_ENTRIES SHOWN_
========

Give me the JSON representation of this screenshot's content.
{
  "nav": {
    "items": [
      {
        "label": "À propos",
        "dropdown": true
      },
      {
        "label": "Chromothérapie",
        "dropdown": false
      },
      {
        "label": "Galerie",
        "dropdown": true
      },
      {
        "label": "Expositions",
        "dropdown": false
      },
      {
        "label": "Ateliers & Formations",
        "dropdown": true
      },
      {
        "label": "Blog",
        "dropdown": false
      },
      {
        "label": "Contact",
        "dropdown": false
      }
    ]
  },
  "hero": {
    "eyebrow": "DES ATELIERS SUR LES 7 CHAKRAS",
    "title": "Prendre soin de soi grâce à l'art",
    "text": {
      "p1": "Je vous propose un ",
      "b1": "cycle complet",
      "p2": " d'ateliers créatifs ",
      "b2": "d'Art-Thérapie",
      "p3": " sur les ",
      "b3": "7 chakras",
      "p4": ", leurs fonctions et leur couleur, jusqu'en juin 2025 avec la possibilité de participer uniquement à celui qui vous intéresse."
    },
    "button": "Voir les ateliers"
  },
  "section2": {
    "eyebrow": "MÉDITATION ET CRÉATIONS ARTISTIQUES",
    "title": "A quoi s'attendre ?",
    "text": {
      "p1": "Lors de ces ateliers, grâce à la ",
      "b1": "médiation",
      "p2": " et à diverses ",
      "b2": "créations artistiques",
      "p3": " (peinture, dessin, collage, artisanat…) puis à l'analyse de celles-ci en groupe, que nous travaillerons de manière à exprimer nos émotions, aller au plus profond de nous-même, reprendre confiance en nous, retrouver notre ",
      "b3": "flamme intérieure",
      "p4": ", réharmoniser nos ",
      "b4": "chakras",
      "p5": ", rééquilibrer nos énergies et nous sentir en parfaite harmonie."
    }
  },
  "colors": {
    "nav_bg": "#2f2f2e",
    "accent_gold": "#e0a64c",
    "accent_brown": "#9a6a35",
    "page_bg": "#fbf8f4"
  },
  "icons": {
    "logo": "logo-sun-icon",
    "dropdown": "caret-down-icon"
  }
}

========

_BRIEF_
Restate each entry exactly, skipping none.

_RESULT FOR THIS TASK_
Give me the JSON representation of this screenshot's content.
{
  "nav": {
    "items": [
      {
        "label": "À propos",
        "dropdown": true
      },
      {
        "label": "Chromothérapie",
        "dropdown": false
      },
      {
        "label": "Galerie",
        "dropdown": true
      },
      {
        "label": "Expositions",
        "dropdown": false
      },
      {
        "label": "Ateliers & Formations",
        "dropdown": true
      },
      {
        "label": "Blog",
        "dropdown": false
      },
      {
        "label": "Contact",
        "dropdown": false
      }
    ]
  },
  "hero": {
    "eyebrow": "DES ATELIERS SUR LES 7 CHAKRAS",
    "title": "Prendre soin de soi grâce à l'art",
    "text": {
      "p1": "Je vous propose un ",
      "b1": "cycle complet",
      "p2": " d'ateliers créatifs ",
      "b2": "d'Art-Thérapie",
      "p3": " sur les ",
      "b3": "7 chakras",
      "p4": ", leurs fonctions et leur couleur, jusqu'en juin 2025 avec la possibilité de participer uniquement à celui qui vous intéresse."
    },
    "button": "Voir les ateliers"
  },
  "section2": {
    "eyebrow": "MÉDITATION ET CRÉATIONS ARTISTIQUES",
    "title": "A quoi s'attendre ?",
    "text": {
      "p1": "Lors de ces ateliers, grâce à la ",
      "b1": "médiation",
      "p2": " et à diverses ",
      "b2": "créations artistiques",
      "p3": " (peinture, dessin, collage, artisanat…) puis à l'analyse de celles-ci en groupe, que nous travaillerons de manière à exprimer nos émotions, aller au plus profond de nous-même, reprendre confiance en nous, retrouver notre ",
      "b3": "flamme intérieure",
      "p4": ", réharmoniser nos ",
      "b4": "chakras",
      "p5": ", rééquilibrer nos énergies et nous sentir en parfaite harmonie."
    }
  },
  "colors": {
    "nav_bg": "#2f2f2e",
    "accent_gold": "#e0a64c",
    "accent_brown": "#9a6a35",
    "page_bg": "#fbf8f4"
  },
  "icons": {
    "logo": "logo-sun-icon",
    "dropdown": "caret-down-icon"
  }
}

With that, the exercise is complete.